TASK INPUT

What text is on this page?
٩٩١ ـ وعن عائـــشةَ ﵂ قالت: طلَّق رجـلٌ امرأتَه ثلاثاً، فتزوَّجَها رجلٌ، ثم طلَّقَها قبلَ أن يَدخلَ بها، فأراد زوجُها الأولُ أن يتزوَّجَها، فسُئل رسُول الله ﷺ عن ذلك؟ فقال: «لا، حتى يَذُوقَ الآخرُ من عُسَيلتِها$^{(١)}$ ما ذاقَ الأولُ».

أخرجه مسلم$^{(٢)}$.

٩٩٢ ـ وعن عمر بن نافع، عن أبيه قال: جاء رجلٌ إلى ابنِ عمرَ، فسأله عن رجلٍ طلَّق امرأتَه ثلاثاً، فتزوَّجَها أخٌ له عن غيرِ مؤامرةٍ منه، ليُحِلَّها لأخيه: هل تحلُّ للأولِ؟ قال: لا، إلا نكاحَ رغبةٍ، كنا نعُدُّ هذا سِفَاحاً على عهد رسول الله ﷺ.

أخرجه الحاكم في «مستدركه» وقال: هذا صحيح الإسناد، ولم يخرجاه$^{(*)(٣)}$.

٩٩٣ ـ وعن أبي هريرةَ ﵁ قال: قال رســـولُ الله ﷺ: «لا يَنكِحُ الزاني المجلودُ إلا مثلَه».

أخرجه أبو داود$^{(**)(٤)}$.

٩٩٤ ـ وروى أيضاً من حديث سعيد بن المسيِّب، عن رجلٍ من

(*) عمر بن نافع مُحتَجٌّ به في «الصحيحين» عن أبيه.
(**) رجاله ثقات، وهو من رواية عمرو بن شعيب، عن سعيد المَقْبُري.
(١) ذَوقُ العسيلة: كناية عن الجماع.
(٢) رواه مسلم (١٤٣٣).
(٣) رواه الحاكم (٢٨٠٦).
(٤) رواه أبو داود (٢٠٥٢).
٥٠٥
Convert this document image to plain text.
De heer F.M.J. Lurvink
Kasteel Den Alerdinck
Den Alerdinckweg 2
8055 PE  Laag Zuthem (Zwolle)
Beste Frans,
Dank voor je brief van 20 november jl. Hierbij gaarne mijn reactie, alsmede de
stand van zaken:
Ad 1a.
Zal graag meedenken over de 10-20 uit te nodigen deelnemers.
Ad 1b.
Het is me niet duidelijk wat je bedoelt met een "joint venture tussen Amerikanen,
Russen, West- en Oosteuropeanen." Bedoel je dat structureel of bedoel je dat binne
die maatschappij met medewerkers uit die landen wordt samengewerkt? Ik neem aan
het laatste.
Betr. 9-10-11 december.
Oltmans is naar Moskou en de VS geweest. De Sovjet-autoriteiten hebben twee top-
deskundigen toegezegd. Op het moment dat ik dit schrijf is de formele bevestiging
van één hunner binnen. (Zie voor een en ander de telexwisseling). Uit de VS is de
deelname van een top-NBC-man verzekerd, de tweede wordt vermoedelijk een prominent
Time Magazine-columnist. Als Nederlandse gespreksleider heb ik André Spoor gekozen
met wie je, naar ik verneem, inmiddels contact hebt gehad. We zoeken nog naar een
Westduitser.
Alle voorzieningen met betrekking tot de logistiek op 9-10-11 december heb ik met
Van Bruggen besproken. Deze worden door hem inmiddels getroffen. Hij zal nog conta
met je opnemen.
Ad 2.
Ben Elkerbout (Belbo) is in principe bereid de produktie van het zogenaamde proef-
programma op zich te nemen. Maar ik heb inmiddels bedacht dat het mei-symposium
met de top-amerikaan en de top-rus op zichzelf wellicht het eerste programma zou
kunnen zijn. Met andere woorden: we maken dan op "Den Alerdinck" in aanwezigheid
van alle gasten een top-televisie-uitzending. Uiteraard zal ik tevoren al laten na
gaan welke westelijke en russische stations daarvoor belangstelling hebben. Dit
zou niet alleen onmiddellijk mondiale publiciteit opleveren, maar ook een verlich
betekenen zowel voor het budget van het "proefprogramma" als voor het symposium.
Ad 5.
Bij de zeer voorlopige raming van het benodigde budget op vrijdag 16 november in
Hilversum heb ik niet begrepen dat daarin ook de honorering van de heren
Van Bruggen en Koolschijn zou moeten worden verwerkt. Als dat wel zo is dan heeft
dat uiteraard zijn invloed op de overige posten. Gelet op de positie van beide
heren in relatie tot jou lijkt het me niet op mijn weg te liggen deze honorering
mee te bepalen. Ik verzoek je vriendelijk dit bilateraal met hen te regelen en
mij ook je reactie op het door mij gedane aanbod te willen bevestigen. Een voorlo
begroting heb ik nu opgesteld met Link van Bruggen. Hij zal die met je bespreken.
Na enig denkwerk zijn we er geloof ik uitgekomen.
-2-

REQUIREMENTS
Extract the data in full. Keep it word for word.

PROBLEM SOLUTION
What text is on this page?
٩٩١ ـ وعن عائـــشةَ ﵂ قالت: طلَّق رجـلٌ امرأتَه ثلاثاً، فتزوَّجَها رجلٌ، ثم طلَّقَها قبلَ أن يَدخلَ بها، فأراد زوجُها الأولُ أن يتزوَّجَها، فسُئل رسُول الله ﷺ عن ذلك؟ فقال: «لا، حتى يَذُوقَ الآخرُ من عُسَيلتِها$^{(١)}$ ما ذاقَ الأولُ».

أخرجه مسلم$^{(٢)}$.

٩٩٢ ـ وعن عمر بن نافع، عن أبيه قال: جاء رجلٌ إلى ابنِ عمرَ، فسأله عن رجلٍ طلَّق امرأتَه ثلاثاً، فتزوَّجَها أخٌ له عن غيرِ مؤامرةٍ منه، ليُحِلَّها لأخيه: هل تحلُّ للأولِ؟ قال: لا، إلا نكاحَ رغبةٍ، كنا نعُدُّ هذا سِفَاحاً على عهد رسول الله ﷺ.

أخرجه الحاكم في «مستدركه» وقال: هذا صحيح الإسناد، ولم يخرجاه$^{(*)(٣)}$.

٩٩٣ ـ وعن أبي هريرةَ ﵁ قال: قال رســـولُ الله ﷺ: «لا يَنكِحُ الزاني المجلودُ إلا مثلَه».

أخرجه أبو داود$^{(**)(٤)}$.

٩٩٤ ـ وروى أيضاً من حديث سعيد بن المسيِّب، عن رجلٍ من

(*) عمر بن نافع مُحتَجٌّ به في «الصحيحين» عن أبيه.
(**) رجاله ثقات، وهو من رواية عمرو بن شعيب، عن سعيد المَقْبُري.
(١) ذَوقُ العسيلة: كناية عن الجماع.
(٢) رواه مسلم (١٤٣٣).
(٣) رواه الحاكم (٢٨٠٦).
(٤) رواه أبو داود (٢٠٥٢).
٥٠٥
Convert this document image to plain text.
De heer F.M.J. Lurvink
Kasteel Den Alerdinck
Den Alerdinckweg 2
8055 PE  Laag Zuthem (Zwolle)
Beste Frans,
Dank voor je brief van 20 november jl. Hierbij gaarne mijn reactie, alsmede de
stand van zaken:
Ad 1a.
Zal graag meedenken over de 10-20 uit te nodigen deelnemers.
Ad 1b.
Het is me niet duidelijk wat je bedoelt met een "joint venture tussen Amerikanen,
Russen, West- en Oosteuropeanen." Bedoel je dat structureel of bedoel je dat binne
die maatschappij met medewerkers uit die landen wordt samengewerkt? Ik neem aan
het laatste.
Betr. 9-10-11 december.
Oltmans is naar Moskou en de VS geweest. De Sovjet-autoriteiten hebben twee top-
deskundigen toegezegd. Op het moment dat ik dit schrijf is de formele bevestiging
van één hunner binnen. (Zie voor een en ander de telexwisseling). Uit de VS is de
deelname van een top-NBC-man verzekerd, de tweede wordt vermoedelijk een prominent
Time Magazine-columnist. Als Nederlandse gespreksleider heb ik André Spoor gekozen
met wie je, naar ik verneem, inmiddels contact hebt gehad. We zoeken nog naar een
Westduitser.
Alle voorzieningen met betrekking tot de logistiek op 9-10-11 december heb ik met
Van Bruggen besproken. Deze worden door hem inmiddels getroffen. Hij zal nog conta
met je opnemen.
Ad 2.
Ben Elkerbout (Belbo) is in principe bereid de produktie van het zogenaamde proef-
programma op zich te nemen. Maar ik heb inmiddels bedacht dat het mei-symposium
met de top-amerikaan en de top-rus op zichzelf wellicht het eerste programma zou
kunnen zijn. Met andere woorden: we maken dan op "Den Alerdinck" in aanwezigheid
van alle gasten een top-televisie-uitzending. Uiteraard zal ik tevoren al laten na
gaan welke westelijke en russische stations daarvoor belangstelling hebben. Dit
zou niet alleen onmiddellijk mondiale publiciteit opleveren, maar ook een verlich
betekenen zowel voor het budget van het "proefprogramma" als voor het symposium.
Ad 5.
Bij de zeer voorlopige raming van het benodigde budget op vrijdag 16 november in
Hilversum heb ik niet begrepen dat daarin ook de honorering van de heren
Van Bruggen en Koolschijn zou moeten worden verwerkt. Als dat wel zo is dan heeft
dat uiteraard zijn invloed op de overige posten. Gelet op de positie van beide
heren in relatie tot jou lijkt het me niet op mijn weg te liggen deze honorering
mee te bepalen. Ik verzoek je vriendelijk dit bilateraal met hen te regelen en
mij ook je reactie op het door mij gedane aanbod te willen bevestigen. Een voorlo
begroting heb ik nu opgesteld met Link van Bruggen. Hij zal die met je bespreken.
Na enig denkwerk zijn we er geloof ik uitgekomen.
-2-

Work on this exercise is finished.